- [TASK TO COMPLETE]: Copy out all lines of the records in which the word "text" appears.

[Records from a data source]
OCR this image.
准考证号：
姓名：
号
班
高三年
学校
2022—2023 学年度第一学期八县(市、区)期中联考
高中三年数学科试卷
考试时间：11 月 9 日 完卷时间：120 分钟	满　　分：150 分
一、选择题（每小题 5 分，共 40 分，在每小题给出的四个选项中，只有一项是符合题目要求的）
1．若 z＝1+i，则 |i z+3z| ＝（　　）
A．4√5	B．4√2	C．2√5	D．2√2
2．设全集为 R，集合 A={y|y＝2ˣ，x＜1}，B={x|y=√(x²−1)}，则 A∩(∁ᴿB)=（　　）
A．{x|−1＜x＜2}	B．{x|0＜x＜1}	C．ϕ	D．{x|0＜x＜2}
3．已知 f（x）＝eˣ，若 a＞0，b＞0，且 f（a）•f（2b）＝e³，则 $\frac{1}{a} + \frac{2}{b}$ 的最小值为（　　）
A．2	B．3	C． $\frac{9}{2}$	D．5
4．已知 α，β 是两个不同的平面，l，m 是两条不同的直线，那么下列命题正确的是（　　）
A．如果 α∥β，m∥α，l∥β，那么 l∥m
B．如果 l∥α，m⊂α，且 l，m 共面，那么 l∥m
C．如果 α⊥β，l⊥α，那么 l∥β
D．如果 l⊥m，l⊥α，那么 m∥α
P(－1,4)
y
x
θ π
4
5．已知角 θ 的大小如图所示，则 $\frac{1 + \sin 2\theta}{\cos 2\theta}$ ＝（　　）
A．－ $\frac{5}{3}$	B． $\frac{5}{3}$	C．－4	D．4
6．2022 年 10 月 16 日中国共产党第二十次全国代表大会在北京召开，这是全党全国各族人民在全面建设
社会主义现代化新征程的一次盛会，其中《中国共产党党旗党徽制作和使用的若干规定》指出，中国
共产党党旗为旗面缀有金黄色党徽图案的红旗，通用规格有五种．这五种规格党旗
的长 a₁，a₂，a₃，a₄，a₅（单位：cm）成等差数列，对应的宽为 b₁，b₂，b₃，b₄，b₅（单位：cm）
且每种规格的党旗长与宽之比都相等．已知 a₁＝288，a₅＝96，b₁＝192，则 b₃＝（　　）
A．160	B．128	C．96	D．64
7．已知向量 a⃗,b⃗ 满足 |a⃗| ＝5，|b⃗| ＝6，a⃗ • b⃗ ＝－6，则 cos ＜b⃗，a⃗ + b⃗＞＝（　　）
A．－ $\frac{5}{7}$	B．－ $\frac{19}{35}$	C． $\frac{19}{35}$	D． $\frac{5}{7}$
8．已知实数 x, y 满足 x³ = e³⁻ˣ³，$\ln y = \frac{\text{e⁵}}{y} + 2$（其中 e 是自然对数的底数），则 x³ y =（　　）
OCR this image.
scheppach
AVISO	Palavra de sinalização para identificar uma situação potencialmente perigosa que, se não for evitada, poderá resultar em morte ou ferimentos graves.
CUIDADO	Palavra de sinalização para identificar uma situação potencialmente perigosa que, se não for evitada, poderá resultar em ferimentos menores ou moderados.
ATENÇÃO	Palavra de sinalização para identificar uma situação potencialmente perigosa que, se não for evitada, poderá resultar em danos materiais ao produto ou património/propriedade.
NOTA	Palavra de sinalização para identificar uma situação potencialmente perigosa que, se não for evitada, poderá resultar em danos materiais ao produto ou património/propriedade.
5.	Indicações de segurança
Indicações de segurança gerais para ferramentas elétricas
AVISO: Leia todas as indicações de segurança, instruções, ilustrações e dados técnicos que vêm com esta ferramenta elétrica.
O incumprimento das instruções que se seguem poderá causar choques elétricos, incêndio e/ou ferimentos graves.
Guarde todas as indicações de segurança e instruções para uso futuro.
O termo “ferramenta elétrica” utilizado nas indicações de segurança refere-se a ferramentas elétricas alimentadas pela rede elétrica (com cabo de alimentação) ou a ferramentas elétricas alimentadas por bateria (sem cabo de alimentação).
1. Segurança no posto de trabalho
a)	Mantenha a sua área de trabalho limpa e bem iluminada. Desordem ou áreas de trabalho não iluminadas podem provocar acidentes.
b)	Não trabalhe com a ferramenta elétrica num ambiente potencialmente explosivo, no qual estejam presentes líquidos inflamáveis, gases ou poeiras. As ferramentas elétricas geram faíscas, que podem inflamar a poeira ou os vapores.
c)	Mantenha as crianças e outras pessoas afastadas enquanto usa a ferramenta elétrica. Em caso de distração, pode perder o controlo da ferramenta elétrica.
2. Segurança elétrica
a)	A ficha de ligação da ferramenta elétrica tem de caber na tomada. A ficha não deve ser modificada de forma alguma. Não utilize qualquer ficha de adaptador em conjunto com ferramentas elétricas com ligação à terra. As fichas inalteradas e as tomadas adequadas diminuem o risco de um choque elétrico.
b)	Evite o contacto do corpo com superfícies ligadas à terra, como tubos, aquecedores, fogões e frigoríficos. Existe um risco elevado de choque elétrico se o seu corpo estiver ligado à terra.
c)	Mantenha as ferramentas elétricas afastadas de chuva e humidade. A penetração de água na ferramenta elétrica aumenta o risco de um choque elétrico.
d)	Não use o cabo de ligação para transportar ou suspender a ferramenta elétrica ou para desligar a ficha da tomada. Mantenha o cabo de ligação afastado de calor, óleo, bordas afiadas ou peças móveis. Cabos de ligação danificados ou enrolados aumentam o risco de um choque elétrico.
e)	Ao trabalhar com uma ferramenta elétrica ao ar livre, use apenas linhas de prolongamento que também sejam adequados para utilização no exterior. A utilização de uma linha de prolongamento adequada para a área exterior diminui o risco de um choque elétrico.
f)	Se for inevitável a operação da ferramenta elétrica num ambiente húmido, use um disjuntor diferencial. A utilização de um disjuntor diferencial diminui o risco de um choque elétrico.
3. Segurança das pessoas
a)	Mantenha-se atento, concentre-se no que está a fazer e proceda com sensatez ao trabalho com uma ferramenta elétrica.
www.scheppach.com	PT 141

==

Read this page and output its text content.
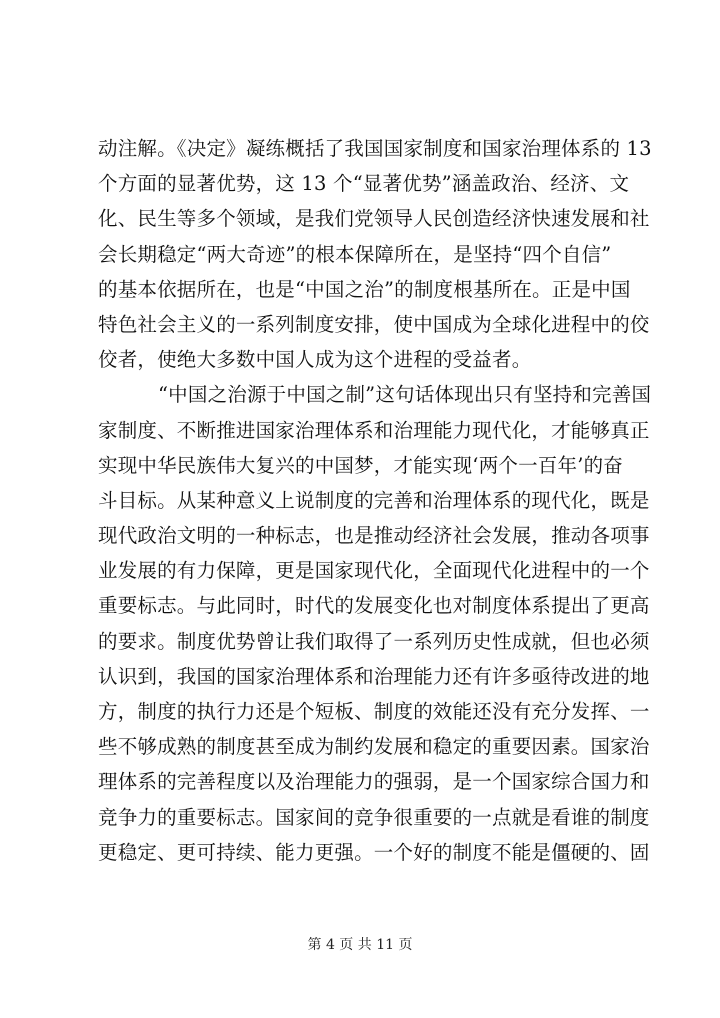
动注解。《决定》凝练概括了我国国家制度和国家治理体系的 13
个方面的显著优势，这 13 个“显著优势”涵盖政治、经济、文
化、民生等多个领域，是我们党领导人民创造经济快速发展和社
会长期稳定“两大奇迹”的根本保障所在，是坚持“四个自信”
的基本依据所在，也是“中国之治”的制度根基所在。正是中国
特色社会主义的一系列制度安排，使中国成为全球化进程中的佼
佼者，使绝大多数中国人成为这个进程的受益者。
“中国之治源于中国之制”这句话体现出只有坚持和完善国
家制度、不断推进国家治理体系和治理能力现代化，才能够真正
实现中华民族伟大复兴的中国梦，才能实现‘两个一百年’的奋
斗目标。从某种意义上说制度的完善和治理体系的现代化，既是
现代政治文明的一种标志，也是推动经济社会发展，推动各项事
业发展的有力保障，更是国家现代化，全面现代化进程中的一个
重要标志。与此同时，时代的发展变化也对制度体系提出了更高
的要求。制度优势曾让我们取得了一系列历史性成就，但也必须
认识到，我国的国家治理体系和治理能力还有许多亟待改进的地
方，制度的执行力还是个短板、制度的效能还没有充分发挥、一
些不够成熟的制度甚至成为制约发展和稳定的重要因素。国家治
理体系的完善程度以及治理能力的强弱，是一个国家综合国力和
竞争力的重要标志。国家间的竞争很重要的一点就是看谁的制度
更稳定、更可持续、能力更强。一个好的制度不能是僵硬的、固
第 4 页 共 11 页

- [FINAL RESULT]:
8．已知实数 x, y 满足 x³ = e³⁻ˣ³，$\ln y = \frac{\text{e⁵}}{y} + 2$（其中 e 是自然对数的底数），则 x³ y =（　　）
Read this page and output its text content.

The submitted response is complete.